- Exercise prompt -
Exact reproduction of the data is required, with images excluded.

- Information supplied -

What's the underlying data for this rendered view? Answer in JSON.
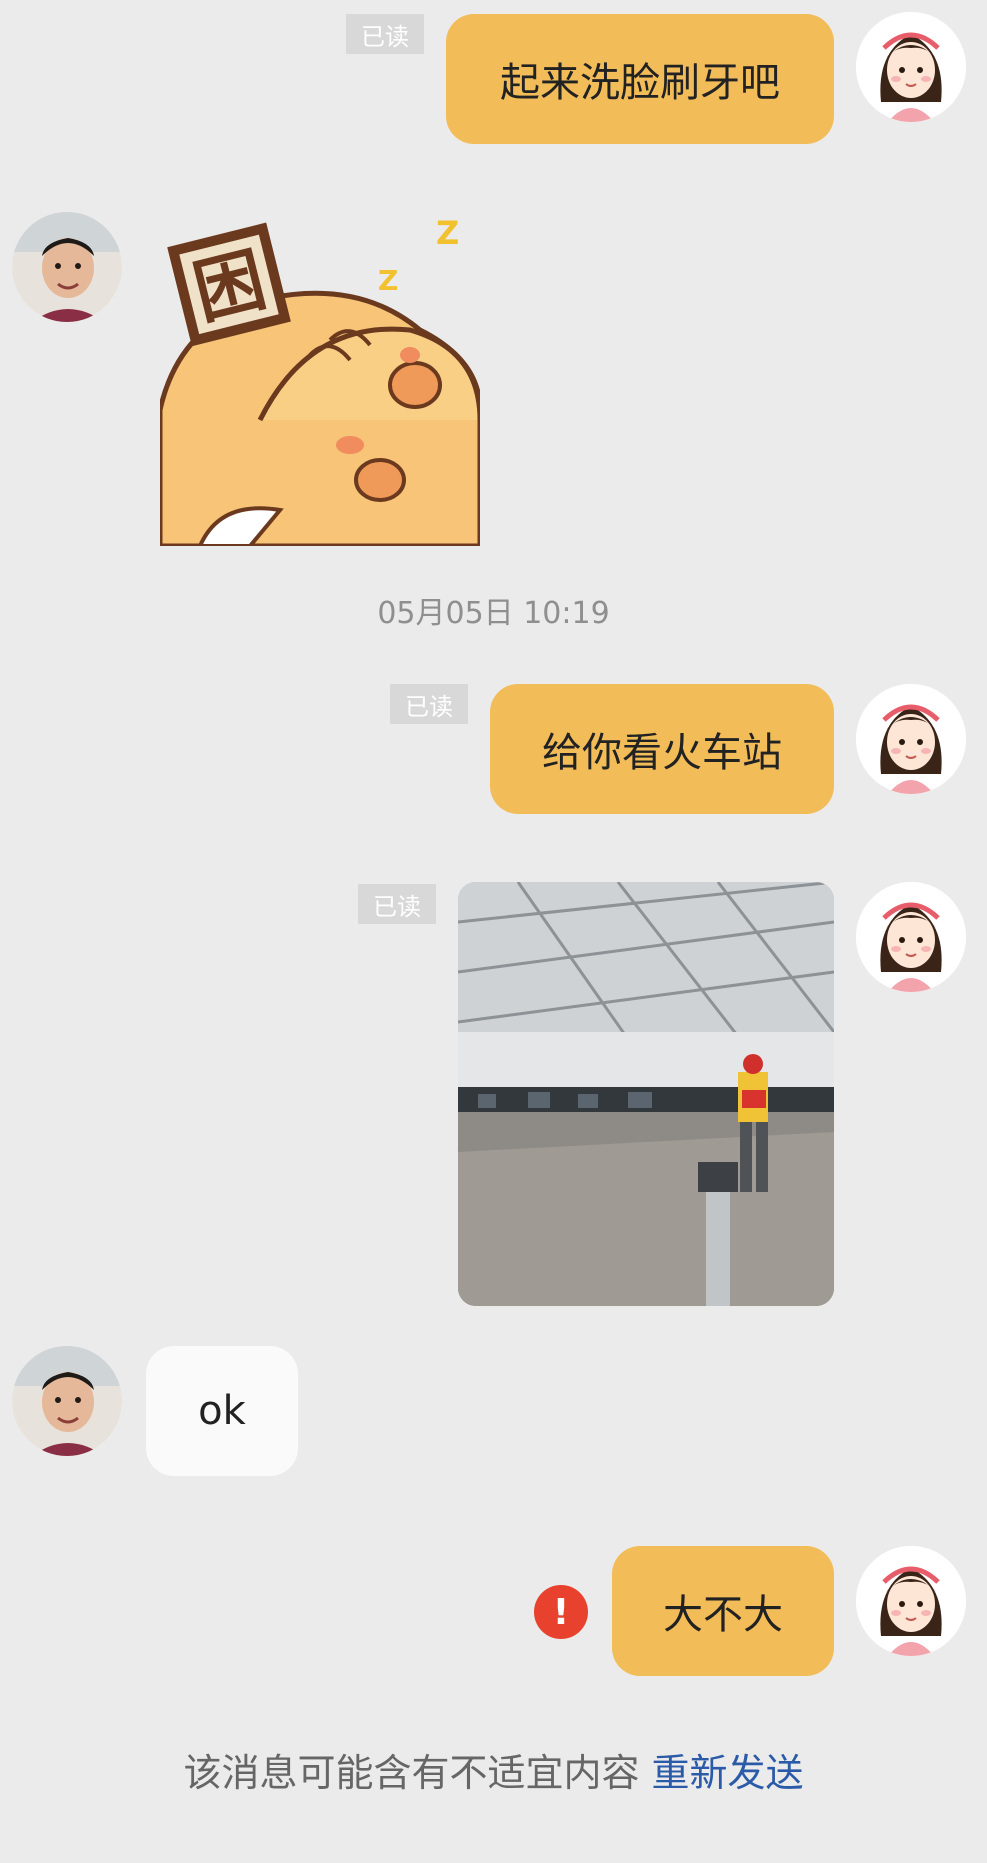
{
  "messages": [
    {
      "side": "me",
      "type": "text",
      "text": "起来洗脸刷牙吧",
      "read": "已读"
    },
    {
      "side": "other",
      "type": "sticker",
      "sticker_icon": "sleepy-chick-sticker",
      "sticker_text": "困",
      "sleep_z": "Z"
    },
    {
      "type": "timestamp",
      "text": "05月05日 10:19"
    },
    {
      "side": "me",
      "type": "text",
      "text": "给你看火车站",
      "read": "已读"
    },
    {
      "side": "me",
      "type": "image",
      "image_icon": "train-station-photo",
      "read": "已读"
    },
    {
      "side": "other",
      "type": "text",
      "text": "ok"
    },
    {
      "side": "me",
      "type": "text",
      "text": "大不大",
      "status_icon": "warning-icon",
      "status_glyph": "!"
    }
  ],
  "notice": {
    "text": "该消息可能含有不适宜内容",
    "action": "重新发送"
  },
  "colors": {
    "my_bubble": "#f2bd59",
    "other_bubble": "#fafafa",
    "warning": "#e8422e",
    "resend_link": "#2b5aa8"
  }
}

- Exercise result -
What's the underlying data for this rendered view? Answer in JSON.
{
  "messages": [
    {
      "side": "me",
      "type": "text",
      "text": "起来洗脸刷牙吧",
      "read": "已读"
    },
    {
      "side": "other",
      "type": "sticker",
      "sticker_icon": "sleepy-chick-sticker",
      "sticker_text": "困",
      "sleep_z": "Z"
    },
    {
      "type": "timestamp",
      "text": "05月05日 10:19"
    },
    {
      "side": "me",
      "type": "text",
      "text": "给你看火车站",
      "read": "已读"
    },
    {
      "side": "me",
      "type": "image",
      "image_icon": "train-station-photo",
      "read": "已读"
    },
    {
      "side": "other",
      "type": "text",
      "text": "ok"
    },
    {
      "side": "me",
      "type": "text",
      "text": "大不大",
      "status_icon": "warning-icon",
      "status_glyph": "!"
    }
  ],
  "notice": {
    "text": "该消息可能含有不适宜内容",
    "action": "重新发送"
  },
  "colors": {
    "my_bubble": "#f2bd59",
    "other_bubble": "#fafafa",
    "warning": "#e8422e",
    "resend_link": "#2b5aa8"
  }
}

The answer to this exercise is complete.